▸ **REQUIREMENT**:
Say how many lines contain "color", using only the number.

▸ **SOURCE MATERIAL**:
....
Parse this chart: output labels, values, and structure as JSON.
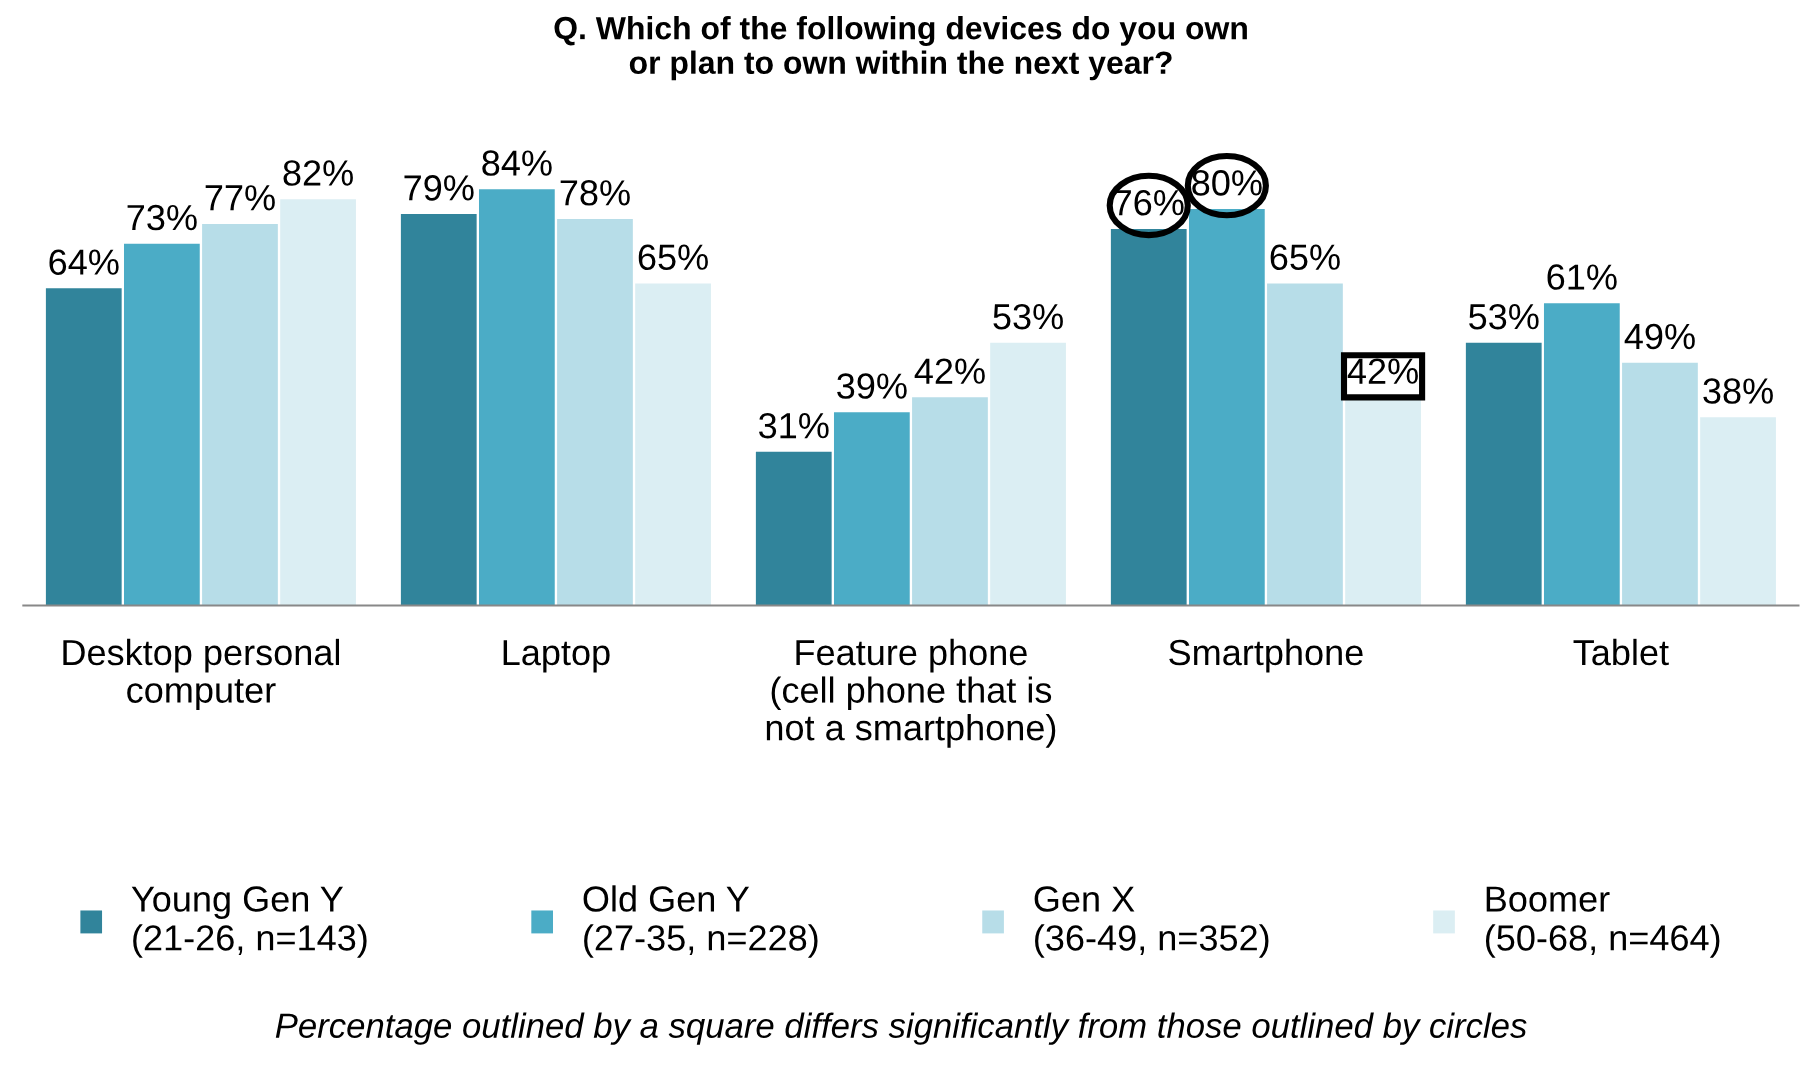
{
  "chart_data": {
    "type": "bar",
    "title": "Q. Which of the following devices do you own\nor plan to own within the next year?",
    "categories": [
      "Desktop personal\ncomputer",
      "Laptop",
      "Feature phone\n(cell phone that is\nnot a smartphone)",
      "Smartphone",
      "Tablet"
    ],
    "series": [
      {
        "name": "Young Gen Y\n(21-26, n=143)",
        "color": "#31849b",
        "values": [
          64,
          79,
          31,
          76,
          53
        ],
        "value_labels": [
          "64%",
          "79%",
          "31%",
          "76%",
          "53%"
        ]
      },
      {
        "name": "Old Gen Y\n(27-35, n=228)",
        "color": "#4bacc6",
        "values": [
          73,
          84,
          39,
          80,
          61
        ],
        "value_labels": [
          "73%",
          "84%",
          "39%",
          "80%",
          "61%"
        ]
      },
      {
        "name": "Gen X\n(36-49, n=352)",
        "color": "#b7dde8",
        "values": [
          77,
          78,
          42,
          65,
          49
        ],
        "value_labels": [
          "77%",
          "78%",
          "42%",
          "65%",
          "49%"
        ]
      },
      {
        "name": "Boomer\n(50-68, n=464)",
        "color": "#dbeef3",
        "values": [
          82,
          65,
          53,
          42,
          38
        ],
        "value_labels": [
          "82%",
          "65%",
          "53%",
          "42%",
          "38%"
        ]
      }
    ],
    "legend": "bottom",
    "grid": false,
    "annotations": [
      "Percentage outlined by a square differs significantly from those outlined by circles"
    ]
  }
}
....
▸ **COMPLETED TASK**:
4